▶ [Task prompt] Select and reproduce each line of the listing below that bears the string "this".

· · · · · · ·

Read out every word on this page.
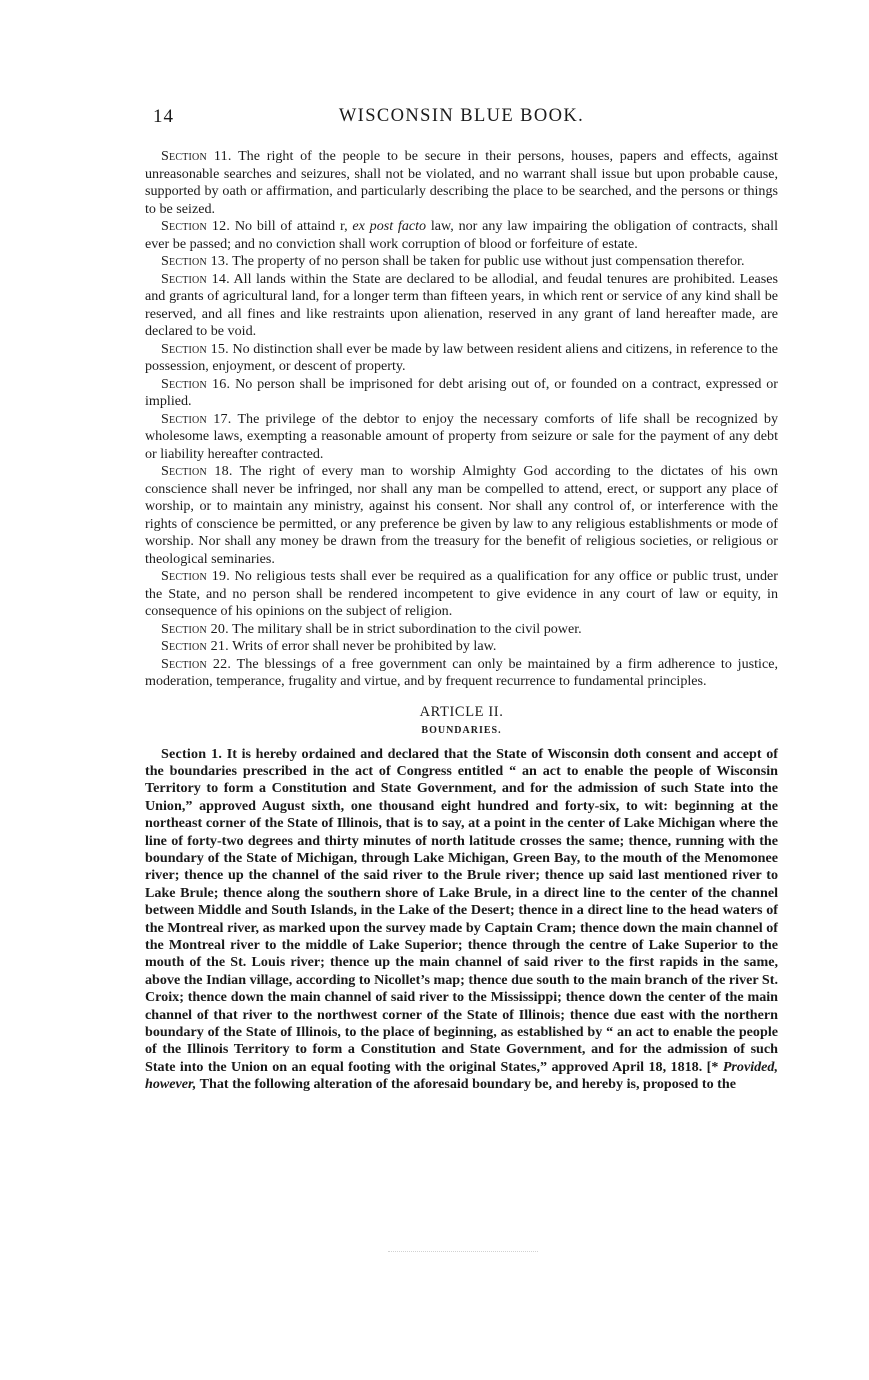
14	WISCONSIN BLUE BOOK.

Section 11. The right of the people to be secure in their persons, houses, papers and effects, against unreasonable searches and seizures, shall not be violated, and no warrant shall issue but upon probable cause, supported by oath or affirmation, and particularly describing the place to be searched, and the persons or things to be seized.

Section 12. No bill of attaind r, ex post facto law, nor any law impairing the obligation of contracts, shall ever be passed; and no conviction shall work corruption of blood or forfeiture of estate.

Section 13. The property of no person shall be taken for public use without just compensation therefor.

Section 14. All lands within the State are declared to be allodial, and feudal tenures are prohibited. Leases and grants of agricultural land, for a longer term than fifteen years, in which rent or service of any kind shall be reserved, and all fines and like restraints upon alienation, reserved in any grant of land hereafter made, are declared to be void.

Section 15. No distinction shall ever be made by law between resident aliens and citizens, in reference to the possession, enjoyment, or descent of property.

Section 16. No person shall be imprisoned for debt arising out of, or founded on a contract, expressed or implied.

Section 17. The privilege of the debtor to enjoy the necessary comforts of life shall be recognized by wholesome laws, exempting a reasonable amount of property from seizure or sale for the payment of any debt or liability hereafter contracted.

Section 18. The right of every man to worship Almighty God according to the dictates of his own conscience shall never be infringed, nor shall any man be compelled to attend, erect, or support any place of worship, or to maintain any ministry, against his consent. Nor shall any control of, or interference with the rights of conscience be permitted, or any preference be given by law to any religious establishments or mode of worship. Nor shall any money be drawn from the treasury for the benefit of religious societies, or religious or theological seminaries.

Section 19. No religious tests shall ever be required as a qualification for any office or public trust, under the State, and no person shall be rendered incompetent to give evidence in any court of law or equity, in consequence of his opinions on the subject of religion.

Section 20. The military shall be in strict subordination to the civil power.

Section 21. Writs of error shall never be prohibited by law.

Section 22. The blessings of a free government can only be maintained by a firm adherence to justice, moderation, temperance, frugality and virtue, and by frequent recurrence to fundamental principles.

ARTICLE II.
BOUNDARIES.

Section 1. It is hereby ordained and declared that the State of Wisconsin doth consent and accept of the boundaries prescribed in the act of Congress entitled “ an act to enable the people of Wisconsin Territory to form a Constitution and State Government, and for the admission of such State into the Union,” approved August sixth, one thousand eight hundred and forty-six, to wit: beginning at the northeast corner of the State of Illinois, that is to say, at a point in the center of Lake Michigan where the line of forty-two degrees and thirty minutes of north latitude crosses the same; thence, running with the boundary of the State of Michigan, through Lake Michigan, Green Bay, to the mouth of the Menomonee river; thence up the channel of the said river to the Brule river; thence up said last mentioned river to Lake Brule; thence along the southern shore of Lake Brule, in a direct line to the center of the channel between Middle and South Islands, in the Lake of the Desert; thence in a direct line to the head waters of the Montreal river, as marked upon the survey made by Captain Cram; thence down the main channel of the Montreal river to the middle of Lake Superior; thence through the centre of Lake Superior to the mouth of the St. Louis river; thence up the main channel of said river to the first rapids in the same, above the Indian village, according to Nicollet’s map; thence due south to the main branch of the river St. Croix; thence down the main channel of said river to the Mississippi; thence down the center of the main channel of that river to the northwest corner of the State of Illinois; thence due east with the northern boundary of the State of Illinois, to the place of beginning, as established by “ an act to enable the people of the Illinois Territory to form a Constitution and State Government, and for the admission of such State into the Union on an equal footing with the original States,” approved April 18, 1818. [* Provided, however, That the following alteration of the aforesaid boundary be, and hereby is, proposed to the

· · · · · · ·

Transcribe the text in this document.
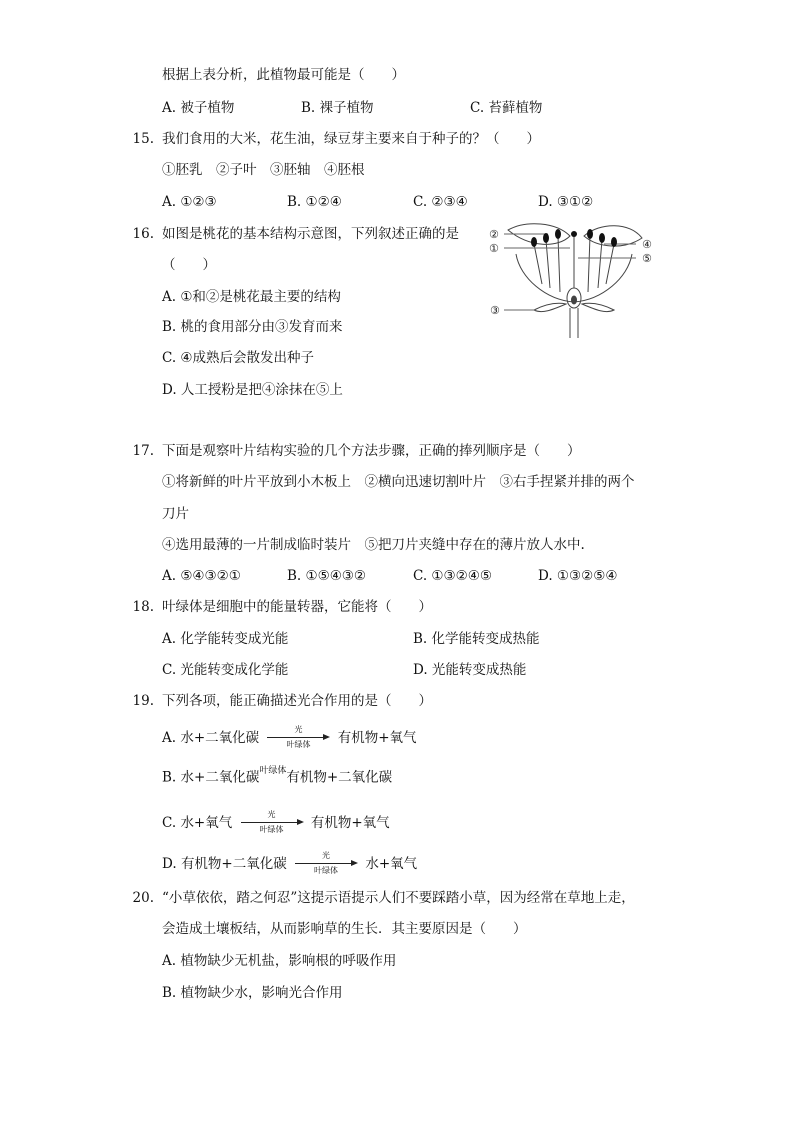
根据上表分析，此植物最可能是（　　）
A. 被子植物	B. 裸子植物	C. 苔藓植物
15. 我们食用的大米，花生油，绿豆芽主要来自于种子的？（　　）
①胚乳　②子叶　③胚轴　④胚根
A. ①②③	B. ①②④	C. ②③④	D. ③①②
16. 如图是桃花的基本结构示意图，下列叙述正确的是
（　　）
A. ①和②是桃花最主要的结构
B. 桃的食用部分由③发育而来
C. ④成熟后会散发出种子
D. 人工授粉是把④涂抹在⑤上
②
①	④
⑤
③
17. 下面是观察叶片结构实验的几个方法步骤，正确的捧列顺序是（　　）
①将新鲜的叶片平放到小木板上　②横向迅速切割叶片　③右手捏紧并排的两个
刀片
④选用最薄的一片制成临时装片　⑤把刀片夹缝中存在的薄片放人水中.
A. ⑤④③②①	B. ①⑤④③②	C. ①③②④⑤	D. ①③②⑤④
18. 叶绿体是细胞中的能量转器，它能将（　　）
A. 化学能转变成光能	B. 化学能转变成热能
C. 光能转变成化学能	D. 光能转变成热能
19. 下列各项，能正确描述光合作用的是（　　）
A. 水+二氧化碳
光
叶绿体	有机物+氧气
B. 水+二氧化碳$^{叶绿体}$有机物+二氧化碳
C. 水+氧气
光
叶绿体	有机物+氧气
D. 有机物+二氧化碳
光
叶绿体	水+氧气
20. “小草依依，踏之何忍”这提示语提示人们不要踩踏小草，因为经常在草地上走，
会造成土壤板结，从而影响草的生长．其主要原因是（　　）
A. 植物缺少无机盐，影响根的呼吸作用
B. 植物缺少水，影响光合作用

· · · · · · ·

▶ [The solution]
Read out every word on this page.
Transcribe the text in this document.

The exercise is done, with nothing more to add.